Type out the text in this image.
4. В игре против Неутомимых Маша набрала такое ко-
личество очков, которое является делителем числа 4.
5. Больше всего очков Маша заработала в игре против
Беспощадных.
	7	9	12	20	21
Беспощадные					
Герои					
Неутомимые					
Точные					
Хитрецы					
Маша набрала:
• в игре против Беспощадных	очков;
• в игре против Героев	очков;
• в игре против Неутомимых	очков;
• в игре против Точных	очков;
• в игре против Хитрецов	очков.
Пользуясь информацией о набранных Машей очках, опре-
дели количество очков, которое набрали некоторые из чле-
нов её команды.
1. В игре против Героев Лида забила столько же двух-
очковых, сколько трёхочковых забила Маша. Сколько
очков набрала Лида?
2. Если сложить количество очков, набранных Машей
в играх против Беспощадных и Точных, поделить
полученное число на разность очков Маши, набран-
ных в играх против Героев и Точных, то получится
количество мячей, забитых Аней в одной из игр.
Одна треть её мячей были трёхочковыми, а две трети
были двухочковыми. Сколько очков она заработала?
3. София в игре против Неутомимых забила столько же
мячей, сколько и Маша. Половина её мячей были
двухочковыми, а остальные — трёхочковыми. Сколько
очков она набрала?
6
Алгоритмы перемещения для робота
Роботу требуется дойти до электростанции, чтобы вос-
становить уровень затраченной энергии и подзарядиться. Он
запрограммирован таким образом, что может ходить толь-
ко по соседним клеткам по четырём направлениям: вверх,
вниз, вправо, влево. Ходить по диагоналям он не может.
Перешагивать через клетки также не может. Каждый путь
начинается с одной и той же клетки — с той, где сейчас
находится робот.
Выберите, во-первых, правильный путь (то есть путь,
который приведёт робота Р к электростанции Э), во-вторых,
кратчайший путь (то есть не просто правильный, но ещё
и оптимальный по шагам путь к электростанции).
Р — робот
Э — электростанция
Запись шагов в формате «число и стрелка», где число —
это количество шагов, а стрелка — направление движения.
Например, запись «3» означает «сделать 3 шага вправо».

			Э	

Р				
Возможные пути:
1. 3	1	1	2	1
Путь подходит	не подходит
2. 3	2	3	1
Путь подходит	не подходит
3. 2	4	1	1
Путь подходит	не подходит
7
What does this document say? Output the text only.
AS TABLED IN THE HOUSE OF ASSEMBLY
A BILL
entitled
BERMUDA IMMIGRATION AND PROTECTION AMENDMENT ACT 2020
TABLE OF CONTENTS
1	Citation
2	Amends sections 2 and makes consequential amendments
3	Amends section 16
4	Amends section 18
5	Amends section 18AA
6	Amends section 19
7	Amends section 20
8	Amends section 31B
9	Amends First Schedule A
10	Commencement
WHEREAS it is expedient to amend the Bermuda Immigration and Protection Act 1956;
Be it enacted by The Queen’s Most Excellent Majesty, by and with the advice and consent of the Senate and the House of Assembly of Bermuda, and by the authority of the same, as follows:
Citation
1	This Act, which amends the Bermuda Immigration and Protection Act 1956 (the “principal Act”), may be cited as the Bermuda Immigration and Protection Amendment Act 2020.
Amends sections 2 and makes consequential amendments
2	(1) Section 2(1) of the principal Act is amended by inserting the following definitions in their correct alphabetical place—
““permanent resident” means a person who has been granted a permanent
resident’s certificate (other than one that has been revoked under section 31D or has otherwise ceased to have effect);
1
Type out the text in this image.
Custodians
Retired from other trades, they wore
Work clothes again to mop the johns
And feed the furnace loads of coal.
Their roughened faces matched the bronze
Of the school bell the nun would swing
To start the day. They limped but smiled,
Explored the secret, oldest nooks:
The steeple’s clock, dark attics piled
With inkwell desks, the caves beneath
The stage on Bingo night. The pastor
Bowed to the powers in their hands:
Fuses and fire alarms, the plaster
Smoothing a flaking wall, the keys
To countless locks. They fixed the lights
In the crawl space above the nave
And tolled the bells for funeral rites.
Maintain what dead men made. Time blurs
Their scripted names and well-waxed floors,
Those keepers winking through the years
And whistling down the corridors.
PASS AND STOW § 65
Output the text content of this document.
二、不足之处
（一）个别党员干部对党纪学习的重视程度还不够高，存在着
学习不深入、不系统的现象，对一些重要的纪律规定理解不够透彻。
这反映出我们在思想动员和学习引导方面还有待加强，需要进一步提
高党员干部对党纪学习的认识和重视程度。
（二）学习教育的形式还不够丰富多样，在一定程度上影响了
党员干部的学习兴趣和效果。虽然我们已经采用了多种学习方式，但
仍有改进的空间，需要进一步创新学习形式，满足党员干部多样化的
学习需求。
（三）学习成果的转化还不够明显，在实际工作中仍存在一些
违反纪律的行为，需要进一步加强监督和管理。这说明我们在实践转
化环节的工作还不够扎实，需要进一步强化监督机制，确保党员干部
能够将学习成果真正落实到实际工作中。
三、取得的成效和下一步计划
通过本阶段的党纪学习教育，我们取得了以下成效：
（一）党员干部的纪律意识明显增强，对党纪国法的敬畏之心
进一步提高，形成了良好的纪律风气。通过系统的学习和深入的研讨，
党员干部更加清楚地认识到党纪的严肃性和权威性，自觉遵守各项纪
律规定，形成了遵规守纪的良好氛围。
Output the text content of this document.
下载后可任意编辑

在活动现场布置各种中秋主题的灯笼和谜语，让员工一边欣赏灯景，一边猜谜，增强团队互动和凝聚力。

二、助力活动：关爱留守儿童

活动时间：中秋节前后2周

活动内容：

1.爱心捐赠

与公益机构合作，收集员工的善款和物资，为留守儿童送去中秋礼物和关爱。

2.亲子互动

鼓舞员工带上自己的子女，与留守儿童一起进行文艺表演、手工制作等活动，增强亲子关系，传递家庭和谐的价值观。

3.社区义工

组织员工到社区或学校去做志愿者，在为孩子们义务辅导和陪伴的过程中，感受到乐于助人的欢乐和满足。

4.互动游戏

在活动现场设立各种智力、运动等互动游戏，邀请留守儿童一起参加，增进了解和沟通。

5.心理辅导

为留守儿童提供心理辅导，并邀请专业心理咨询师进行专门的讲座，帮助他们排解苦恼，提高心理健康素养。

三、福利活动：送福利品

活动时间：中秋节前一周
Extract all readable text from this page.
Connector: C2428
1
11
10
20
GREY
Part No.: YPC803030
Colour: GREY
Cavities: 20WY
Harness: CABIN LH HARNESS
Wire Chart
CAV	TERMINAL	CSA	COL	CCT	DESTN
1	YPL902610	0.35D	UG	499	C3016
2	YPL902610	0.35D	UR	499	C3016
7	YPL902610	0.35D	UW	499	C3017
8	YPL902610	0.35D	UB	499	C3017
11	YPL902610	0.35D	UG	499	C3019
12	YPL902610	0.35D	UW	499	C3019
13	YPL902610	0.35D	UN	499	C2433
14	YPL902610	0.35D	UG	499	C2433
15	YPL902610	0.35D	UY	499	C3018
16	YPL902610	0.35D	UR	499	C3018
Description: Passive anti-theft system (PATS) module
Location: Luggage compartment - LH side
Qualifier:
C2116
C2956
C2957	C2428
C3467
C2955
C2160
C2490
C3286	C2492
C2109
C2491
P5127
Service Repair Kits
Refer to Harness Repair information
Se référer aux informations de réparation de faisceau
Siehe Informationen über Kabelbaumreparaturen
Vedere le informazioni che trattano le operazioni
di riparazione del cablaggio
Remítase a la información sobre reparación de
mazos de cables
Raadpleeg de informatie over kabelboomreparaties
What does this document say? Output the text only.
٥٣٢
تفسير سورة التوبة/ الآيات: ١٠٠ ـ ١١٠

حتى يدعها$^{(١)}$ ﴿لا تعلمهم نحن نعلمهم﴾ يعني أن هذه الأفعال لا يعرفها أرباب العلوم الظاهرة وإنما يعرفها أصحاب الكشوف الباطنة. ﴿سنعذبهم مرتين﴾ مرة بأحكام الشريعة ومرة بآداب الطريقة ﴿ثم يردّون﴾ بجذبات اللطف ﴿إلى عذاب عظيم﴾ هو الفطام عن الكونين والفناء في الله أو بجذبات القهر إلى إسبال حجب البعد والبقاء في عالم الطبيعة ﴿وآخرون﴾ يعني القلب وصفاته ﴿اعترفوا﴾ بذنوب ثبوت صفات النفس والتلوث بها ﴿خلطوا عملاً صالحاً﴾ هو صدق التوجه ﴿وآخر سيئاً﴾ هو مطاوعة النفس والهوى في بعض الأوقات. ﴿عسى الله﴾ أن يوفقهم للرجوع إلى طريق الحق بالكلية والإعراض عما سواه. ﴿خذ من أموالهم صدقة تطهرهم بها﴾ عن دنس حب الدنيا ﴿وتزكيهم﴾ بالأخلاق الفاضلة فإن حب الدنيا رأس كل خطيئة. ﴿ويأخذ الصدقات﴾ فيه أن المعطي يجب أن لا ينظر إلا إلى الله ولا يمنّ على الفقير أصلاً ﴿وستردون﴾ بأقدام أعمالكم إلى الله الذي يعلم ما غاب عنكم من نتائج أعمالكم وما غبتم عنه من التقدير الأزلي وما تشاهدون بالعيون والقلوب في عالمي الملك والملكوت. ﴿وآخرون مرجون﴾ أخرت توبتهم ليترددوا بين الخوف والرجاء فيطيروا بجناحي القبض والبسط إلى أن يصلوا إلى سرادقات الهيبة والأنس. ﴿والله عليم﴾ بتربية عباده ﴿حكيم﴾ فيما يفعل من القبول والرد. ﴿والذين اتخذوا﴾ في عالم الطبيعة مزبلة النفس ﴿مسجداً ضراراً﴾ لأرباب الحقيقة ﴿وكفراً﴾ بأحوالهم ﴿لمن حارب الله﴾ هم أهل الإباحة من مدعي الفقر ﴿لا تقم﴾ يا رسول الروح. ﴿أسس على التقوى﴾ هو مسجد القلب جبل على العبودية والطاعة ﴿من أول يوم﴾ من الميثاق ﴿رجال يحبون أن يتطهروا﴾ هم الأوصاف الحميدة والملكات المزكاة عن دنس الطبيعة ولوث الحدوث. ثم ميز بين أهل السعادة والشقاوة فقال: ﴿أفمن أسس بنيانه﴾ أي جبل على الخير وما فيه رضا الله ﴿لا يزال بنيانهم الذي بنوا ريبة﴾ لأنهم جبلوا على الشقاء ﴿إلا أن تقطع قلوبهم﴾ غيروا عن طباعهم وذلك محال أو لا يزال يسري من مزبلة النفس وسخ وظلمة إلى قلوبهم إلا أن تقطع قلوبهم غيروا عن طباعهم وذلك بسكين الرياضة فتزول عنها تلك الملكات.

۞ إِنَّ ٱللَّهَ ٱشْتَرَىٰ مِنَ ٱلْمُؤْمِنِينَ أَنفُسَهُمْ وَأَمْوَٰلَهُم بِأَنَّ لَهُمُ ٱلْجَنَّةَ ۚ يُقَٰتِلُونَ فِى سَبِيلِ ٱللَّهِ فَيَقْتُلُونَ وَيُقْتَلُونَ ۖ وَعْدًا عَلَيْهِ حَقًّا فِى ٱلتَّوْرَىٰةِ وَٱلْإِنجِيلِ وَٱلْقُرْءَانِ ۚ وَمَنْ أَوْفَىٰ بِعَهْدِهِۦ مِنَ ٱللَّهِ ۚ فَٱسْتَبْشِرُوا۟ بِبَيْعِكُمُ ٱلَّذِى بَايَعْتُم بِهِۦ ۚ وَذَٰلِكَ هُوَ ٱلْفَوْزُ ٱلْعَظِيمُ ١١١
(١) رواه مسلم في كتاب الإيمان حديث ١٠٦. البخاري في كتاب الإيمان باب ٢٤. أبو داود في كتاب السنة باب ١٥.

- - - -

Scan the records for the string "principal". Copy each line in which it appears.

1	This Act, which amends the Bermuda Immigration and Protection Act 1956 (the “principal Act”), may be cited as the Bermuda Immigration and Protection Amendment Act 2020.
2	(1) Section 2(1) of the principal Act is amended by inserting the following definitions in their correct alphabetical place—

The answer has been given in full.